## YOUR OBJECTIVE
Every line of the material is to be quoted verbatim, minus the pictures.

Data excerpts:
---*---

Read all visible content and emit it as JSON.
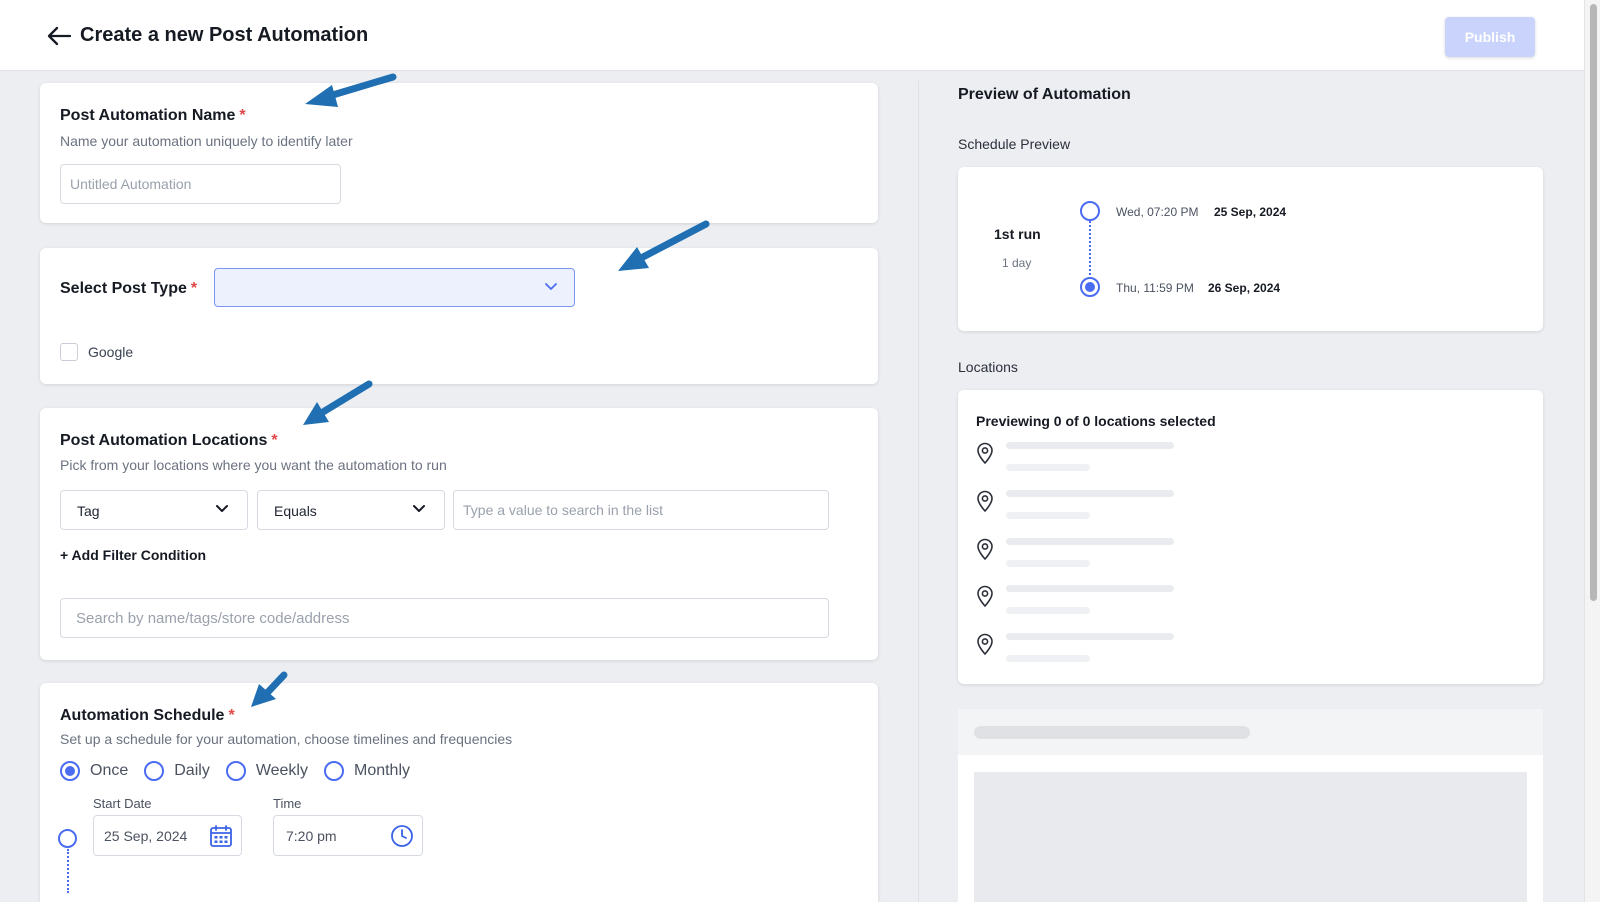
{
  "header": {
    "back_icon": "arrow-left-icon",
    "title": "Create a new Post Automation",
    "publish_label": "Publish"
  },
  "name_card": {
    "title": "Post Automation Name",
    "required_mark": "*",
    "subtitle": "Name your automation uniquely to identify later",
    "input_placeholder": "Untitled Automation",
    "input_value": ""
  },
  "post_type_card": {
    "title": "Select Post Type",
    "required_mark": "*",
    "selected_value": "",
    "chevron_icon": "chevron-down-icon",
    "options": [
      {
        "label": "Google",
        "checked": false
      }
    ]
  },
  "locations_card": {
    "title": "Post Automation Locations",
    "required_mark": "*",
    "subtitle": "Pick from your locations where you want the automation to run",
    "filter_field": "Tag",
    "filter_operator": "Equals",
    "filter_value_placeholder": "Type a value to search in the list",
    "add_filter_label": "+ Add Filter Condition",
    "search_placeholder": "Search by name/tags/store code/address"
  },
  "schedule_card": {
    "title": "Automation Schedule",
    "required_mark": "*",
    "subtitle": "Set up a schedule for your automation, choose timelines and frequencies",
    "frequencies": [
      {
        "label": "Once",
        "selected": true
      },
      {
        "label": "Daily",
        "selected": false
      },
      {
        "label": "Weekly",
        "selected": false
      },
      {
        "label": "Monthly",
        "selected": false
      }
    ],
    "start_date_label": "Start Date",
    "start_date_value": "25 Sep, 2024",
    "calendar_icon": "calendar-icon",
    "time_label": "Time",
    "time_value": "7:20 pm",
    "clock_icon": "clock-icon"
  },
  "preview": {
    "title": "Preview of Automation",
    "schedule_label": "Schedule Preview",
    "run_label": "1st run",
    "run_duration": "1 day",
    "start": {
      "time": "Wed, 07:20 PM",
      "date": "25 Sep, 2024"
    },
    "end": {
      "time": "Thu, 11:59 PM",
      "date": "26 Sep, 2024"
    },
    "locations_label": "Locations",
    "locations_heading": "Previewing 0 of 0 locations selected",
    "location_placeholder_count": 5,
    "pin_icon": "location-pin-icon"
  },
  "colors": {
    "accent": "#4a6cf0",
    "publish_disabled": "#c9d3fb",
    "required": "#e04646",
    "annotation_arrow": "#1f6fb2",
    "background": "#eceef1"
  }
}
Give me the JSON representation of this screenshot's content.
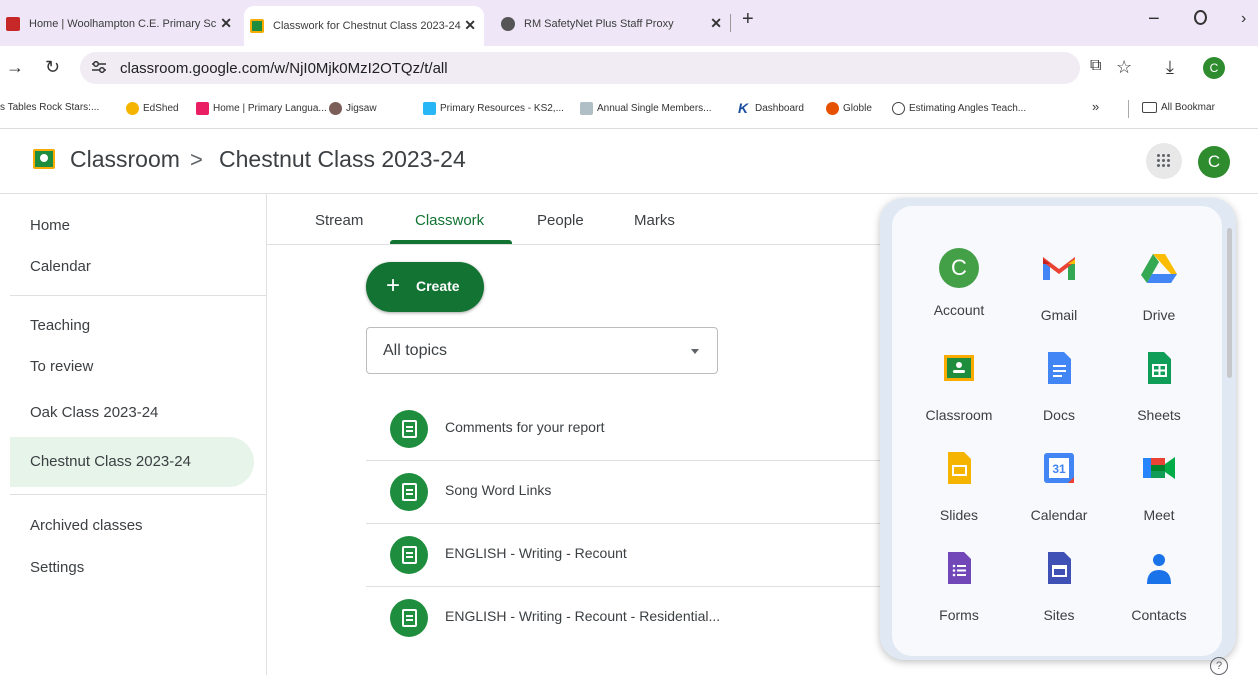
{
  "browser": {
    "tabs": [
      {
        "label": "Home | Woolhampton C.E. Primary Sc",
        "icon": "school-crest-icon"
      },
      {
        "label": "Classwork for Chestnut Class 2023-24",
        "icon": "classroom-icon"
      },
      {
        "label": "RM SafetyNet Plus Staff Proxy",
        "icon": "globe-icon"
      }
    ],
    "url": "classroom.google.com/w/NjI0Mjk0MzI2OTQz/t/all",
    "profile_initial": "C",
    "bookmarks": [
      "s Tables Rock Stars:...",
      "EdShed",
      "Home | Primary Langua...",
      "Jigsaw",
      "Primary Resources - KS2,...",
      "Annual Single Members...",
      "Dashboard",
      "Globle",
      "Estimating Angles Teach...",
      "»",
      "All Bookmar"
    ]
  },
  "header": {
    "app_name": "Classroom",
    "separator": ">",
    "class_name": "Chestnut Class 2023-24",
    "avatar_initial": "C"
  },
  "sidebar": {
    "items": [
      "Home",
      "Calendar",
      "Teaching",
      "To review",
      "Oak Class 2023-24",
      "Chestnut Class 2023-24",
      "Archived classes",
      "Settings"
    ]
  },
  "tabs": [
    "Stream",
    "Classwork",
    "People",
    "Marks"
  ],
  "main": {
    "create_label": "Create",
    "topic_filter": "All topics",
    "assignments": [
      "Comments for your report",
      "Song Word Links",
      "ENGLISH - Writing - Recount",
      "ENGLISH - Writing - Recount - Residential..."
    ]
  },
  "apps_panel": {
    "apps": [
      {
        "label": "Account",
        "icon": "account-avatar-icon"
      },
      {
        "label": "Gmail",
        "icon": "gmail-icon"
      },
      {
        "label": "Drive",
        "icon": "drive-icon"
      },
      {
        "label": "Classroom",
        "icon": "classroom-icon"
      },
      {
        "label": "Docs",
        "icon": "docs-icon"
      },
      {
        "label": "Sheets",
        "icon": "sheets-icon"
      },
      {
        "label": "Slides",
        "icon": "slides-icon"
      },
      {
        "label": "Calendar",
        "icon": "calendar-icon"
      },
      {
        "label": "Meet",
        "icon": "meet-icon"
      },
      {
        "label": "Forms",
        "icon": "forms-icon"
      },
      {
        "label": "Sites",
        "icon": "sites-icon"
      },
      {
        "label": "Contacts",
        "icon": "contacts-icon"
      }
    ],
    "account_initial": "C",
    "calendar_day": "31"
  },
  "colors": {
    "classroom_green": "#137333",
    "active_row": "#e6f4ea"
  }
}
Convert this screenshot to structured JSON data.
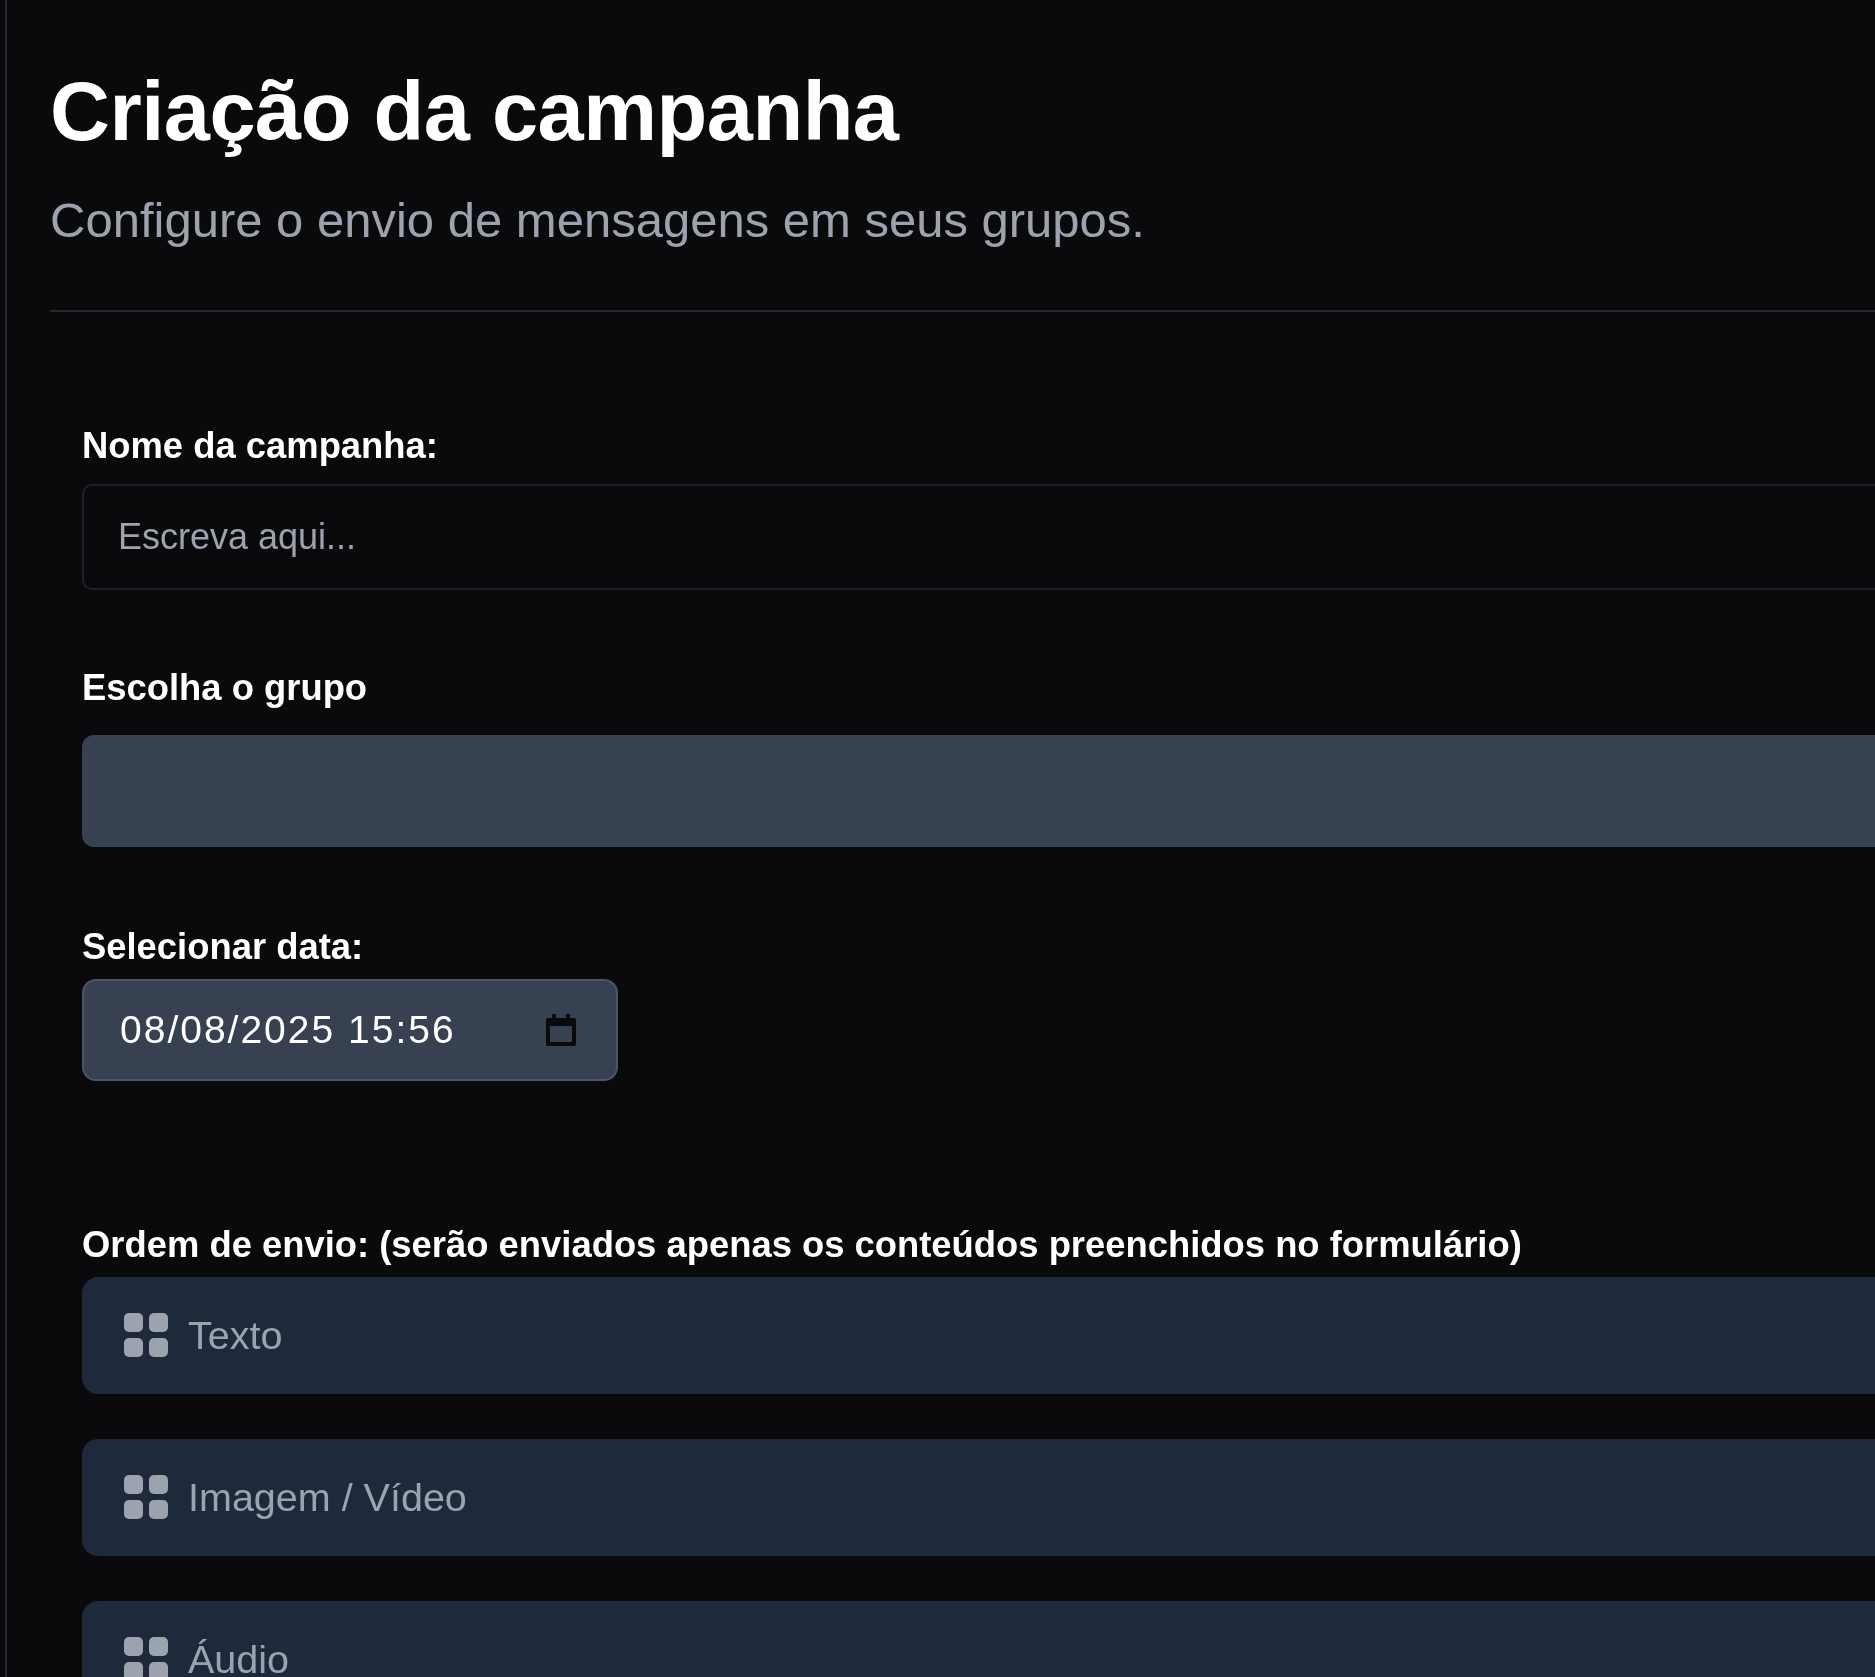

---*---

## SOLUTION
Read all visible content and emit it as JSON.
{
  "header": {
    "back_icon": "arrow-left-icon",
    "title": "Create a new Post Automation",
    "publish_label": "Publish"
  },
  "name_card": {
    "title": "Post Automation Name",
    "required_mark": "*",
    "subtitle": "Name your automation uniquely to identify later",
    "input_placeholder": "Untitled Automation",
    "input_value": ""
  },
  "post_type_card": {
    "title": "Select Post Type",
    "required_mark": "*",
    "selected_value": "",
    "chevron_icon": "chevron-down-icon",
    "options": [
      {
        "label": "Google",
        "checked": false
      }
    ]
  },
  "locations_card": {
    "title": "Post Automation Locations",
    "required_mark": "*",
    "subtitle": "Pick from your locations where you want the automation to run",
    "filter_field": "Tag",
    "filter_operator": "Equals",
    "filter_value_placeholder": "Type a value to search in the list",
    "add_filter_label": "+ Add Filter Condition",
    "search_placeholder": "Search by name/tags/store code/address"
  },
  "schedule_card": {
    "title": "Automation Schedule",
    "required_mark": "*",
    "subtitle": "Set up a schedule for your automation, choose timelines and frequencies",
    "frequencies": [
      {
        "label": "Once",
        "selected": true
      },
      {
        "label": "Daily",
        "selected": false
      },
      {
        "label": "Weekly",
        "selected": false
      },
      {
        "label": "Monthly",
        "selected": false
      }
    ],
    "start_date_label": "Start Date",
    "start_date_value": "25 Sep, 2024",
    "calendar_icon": "calendar-icon",
    "time_label": "Time",
    "time_value": "7:20 pm",
    "clock_icon": "clock-icon"
  },
  "preview": {
    "title": "Preview of Automation",
    "schedule_label": "Schedule Preview",
    "run_label": "1st run",
    "run_duration": "1 day",
    "start": {
      "time": "Wed, 07:20 PM",
      "date": "25 Sep, 2024"
    },
    "end": {
      "time": "Thu, 11:59 PM",
      "date": "26 Sep, 2024"
    },
    "locations_label": "Locations",
    "locations_heading": "Previewing 0 of 0 locations selected",
    "location_placeholder_count": 5,
    "pin_icon": "location-pin-icon"
  },
  "colors": {
    "accent": "#4a6cf0",
    "publish_disabled": "#c9d3fb",
    "required": "#e04646",
    "annotation_arrow": "#1f6fb2",
    "background": "#eceef1"
  }
}
Give me the JSON representation of this screenshot's content.
{
  "browser": {
    "tabs": [
      {
        "label": "Home | Woolhampton C.E. Primary Sc",
        "icon": "school-crest-icon"
      },
      {
        "label": "Classwork for Chestnut Class 2023-24",
        "icon": "classroom-icon"
      },
      {
        "label": "RM SafetyNet Plus Staff Proxy",
        "icon": "globe-icon"
      }
    ],
    "url": "classroom.google.com/w/NjI0Mjk0MzI2OTQz/t/all",
    "profile_initial": "C",
    "bookmarks": [
      "s Tables Rock Stars:...",
      "EdShed",
      "Home | Primary Langua...",
      "Jigsaw",
      "Primary Resources - KS2,...",
      "Annual Single Members...",
      "Dashboard",
      "Globle",
      "Estimating Angles Teach...",
      "»",
      "All Bookmar"
    ]
  },
  "header": {
    "app_name": "Classroom",
    "separator": ">",
    "class_name": "Chestnut Class 2023-24",
    "avatar_initial": "C"
  },
  "sidebar": {
    "items": [
      "Home",
      "Calendar",
      "Teaching",
      "To review",
      "Oak Class 2023-24",
      "Chestnut Class 2023-24",
      "Archived classes",
      "Settings"
    ]
  },
  "tabs": [
    "Stream",
    "Classwork",
    "People",
    "Marks"
  ],
  "main": {
    "create_label": "Create",
    "topic_filter": "All topics",
    "assignments": [
      "Comments for your report",
      "Song Word Links",
      "ENGLISH - Writing - Recount",
      "ENGLISH - Writing - Recount - Residential..."
    ]
  },
  "apps_panel": {
    "apps": [
      {
        "label": "Account",
        "icon": "account-avatar-icon"
      },
      {
        "label": "Gmail",
        "icon": "gmail-icon"
      },
      {
        "label": "Drive",
        "icon": "drive-icon"
      },
      {
        "label": "Classroom",
        "icon": "classroom-icon"
      },
      {
        "label": "Docs",
        "icon": "docs-icon"
      },
      {
        "label": "Sheets",
        "icon": "sheets-icon"
      },
      {
        "label": "Slides",
        "icon": "slides-icon"
      },
      {
        "label": "Calendar",
        "icon": "calendar-icon"
      },
      {
        "label": "Meet",
        "icon": "meet-icon"
      },
      {
        "label": "Forms",
        "icon": "forms-icon"
      },
      {
        "label": "Sites",
        "icon": "sites-icon"
      },
      {
        "label": "Contacts",
        "icon": "contacts-icon"
      }
    ],
    "account_initial": "C",
    "calendar_day": "31"
  },
  "colors": {
    "classroom_green": "#137333",
    "active_row": "#e6f4ea"
  }
}
Convert this screenshot to structured JSON data.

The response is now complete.